Problem description: Your answer should be one number: how many lines of the records hold the string "MPDEA".

======== Given records ========

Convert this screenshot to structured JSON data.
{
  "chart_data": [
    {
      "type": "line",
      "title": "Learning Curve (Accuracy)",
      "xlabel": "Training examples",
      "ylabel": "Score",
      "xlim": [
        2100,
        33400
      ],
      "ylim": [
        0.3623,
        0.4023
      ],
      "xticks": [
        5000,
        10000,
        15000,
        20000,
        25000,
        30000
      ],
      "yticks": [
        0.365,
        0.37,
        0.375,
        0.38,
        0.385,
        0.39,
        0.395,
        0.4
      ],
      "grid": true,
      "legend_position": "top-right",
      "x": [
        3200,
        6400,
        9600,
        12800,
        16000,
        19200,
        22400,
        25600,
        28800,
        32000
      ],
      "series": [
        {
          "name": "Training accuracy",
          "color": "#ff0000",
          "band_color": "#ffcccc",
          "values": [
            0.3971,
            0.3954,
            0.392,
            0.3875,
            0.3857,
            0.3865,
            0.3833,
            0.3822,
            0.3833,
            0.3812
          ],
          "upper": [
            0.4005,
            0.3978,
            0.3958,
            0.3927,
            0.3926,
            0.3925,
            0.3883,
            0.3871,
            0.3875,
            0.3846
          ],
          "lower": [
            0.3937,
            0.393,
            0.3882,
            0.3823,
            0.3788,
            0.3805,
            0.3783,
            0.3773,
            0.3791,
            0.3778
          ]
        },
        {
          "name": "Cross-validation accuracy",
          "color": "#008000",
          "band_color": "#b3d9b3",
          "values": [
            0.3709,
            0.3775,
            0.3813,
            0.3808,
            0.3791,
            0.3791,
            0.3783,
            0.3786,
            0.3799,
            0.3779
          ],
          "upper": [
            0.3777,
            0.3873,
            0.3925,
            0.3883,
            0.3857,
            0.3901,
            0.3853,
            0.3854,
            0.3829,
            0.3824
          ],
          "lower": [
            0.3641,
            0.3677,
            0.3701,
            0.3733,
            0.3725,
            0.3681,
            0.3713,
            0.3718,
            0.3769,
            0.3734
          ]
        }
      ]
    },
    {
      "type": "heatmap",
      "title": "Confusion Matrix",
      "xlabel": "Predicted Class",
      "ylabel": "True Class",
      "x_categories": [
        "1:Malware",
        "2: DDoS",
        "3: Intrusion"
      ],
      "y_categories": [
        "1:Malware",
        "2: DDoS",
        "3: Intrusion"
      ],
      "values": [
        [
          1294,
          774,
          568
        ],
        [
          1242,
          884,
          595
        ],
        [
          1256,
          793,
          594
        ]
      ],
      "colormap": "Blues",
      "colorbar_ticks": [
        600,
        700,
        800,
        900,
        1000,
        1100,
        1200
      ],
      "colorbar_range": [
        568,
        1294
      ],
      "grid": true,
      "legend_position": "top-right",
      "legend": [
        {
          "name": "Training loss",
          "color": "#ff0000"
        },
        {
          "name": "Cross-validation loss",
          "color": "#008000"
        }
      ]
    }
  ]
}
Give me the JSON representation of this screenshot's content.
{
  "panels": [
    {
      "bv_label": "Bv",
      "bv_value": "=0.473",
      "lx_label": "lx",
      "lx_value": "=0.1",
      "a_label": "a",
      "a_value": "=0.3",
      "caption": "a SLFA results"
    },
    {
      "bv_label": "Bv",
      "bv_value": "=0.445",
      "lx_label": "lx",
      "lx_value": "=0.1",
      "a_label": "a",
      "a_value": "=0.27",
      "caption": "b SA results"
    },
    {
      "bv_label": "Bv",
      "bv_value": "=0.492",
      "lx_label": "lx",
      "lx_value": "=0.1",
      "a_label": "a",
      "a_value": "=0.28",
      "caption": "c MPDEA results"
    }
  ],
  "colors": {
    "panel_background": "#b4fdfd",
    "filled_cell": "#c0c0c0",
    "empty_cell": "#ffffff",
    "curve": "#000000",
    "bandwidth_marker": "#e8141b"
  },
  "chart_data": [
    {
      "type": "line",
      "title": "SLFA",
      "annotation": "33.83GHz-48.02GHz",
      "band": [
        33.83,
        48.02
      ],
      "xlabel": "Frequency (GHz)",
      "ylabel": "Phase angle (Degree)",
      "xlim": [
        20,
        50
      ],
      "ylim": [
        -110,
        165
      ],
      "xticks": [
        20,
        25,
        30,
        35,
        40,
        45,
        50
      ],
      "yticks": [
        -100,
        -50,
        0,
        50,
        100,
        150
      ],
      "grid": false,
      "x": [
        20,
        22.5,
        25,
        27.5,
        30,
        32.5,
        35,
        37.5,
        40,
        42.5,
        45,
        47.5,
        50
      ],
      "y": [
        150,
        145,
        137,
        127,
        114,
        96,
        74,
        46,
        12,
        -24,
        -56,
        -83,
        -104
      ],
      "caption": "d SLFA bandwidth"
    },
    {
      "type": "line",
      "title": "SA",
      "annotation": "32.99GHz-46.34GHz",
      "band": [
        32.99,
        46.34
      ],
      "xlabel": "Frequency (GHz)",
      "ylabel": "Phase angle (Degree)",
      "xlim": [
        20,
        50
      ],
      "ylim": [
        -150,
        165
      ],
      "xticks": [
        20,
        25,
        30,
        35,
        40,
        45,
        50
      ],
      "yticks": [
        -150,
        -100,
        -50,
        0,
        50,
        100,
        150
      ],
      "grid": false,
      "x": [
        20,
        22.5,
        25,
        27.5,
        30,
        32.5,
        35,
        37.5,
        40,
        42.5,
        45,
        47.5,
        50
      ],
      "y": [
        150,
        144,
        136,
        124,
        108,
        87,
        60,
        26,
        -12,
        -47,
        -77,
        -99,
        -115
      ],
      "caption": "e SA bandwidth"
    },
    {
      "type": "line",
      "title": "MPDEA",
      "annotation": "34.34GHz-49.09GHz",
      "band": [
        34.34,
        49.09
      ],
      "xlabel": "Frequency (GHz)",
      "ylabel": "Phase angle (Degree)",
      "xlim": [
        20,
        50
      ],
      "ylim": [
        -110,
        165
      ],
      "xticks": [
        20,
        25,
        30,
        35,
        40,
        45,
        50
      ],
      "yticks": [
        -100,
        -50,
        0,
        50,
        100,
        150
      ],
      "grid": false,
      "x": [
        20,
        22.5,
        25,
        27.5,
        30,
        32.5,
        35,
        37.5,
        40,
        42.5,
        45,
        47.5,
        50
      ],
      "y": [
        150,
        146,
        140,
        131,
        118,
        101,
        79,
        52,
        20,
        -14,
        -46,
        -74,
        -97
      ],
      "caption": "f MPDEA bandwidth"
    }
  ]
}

========

Result: 3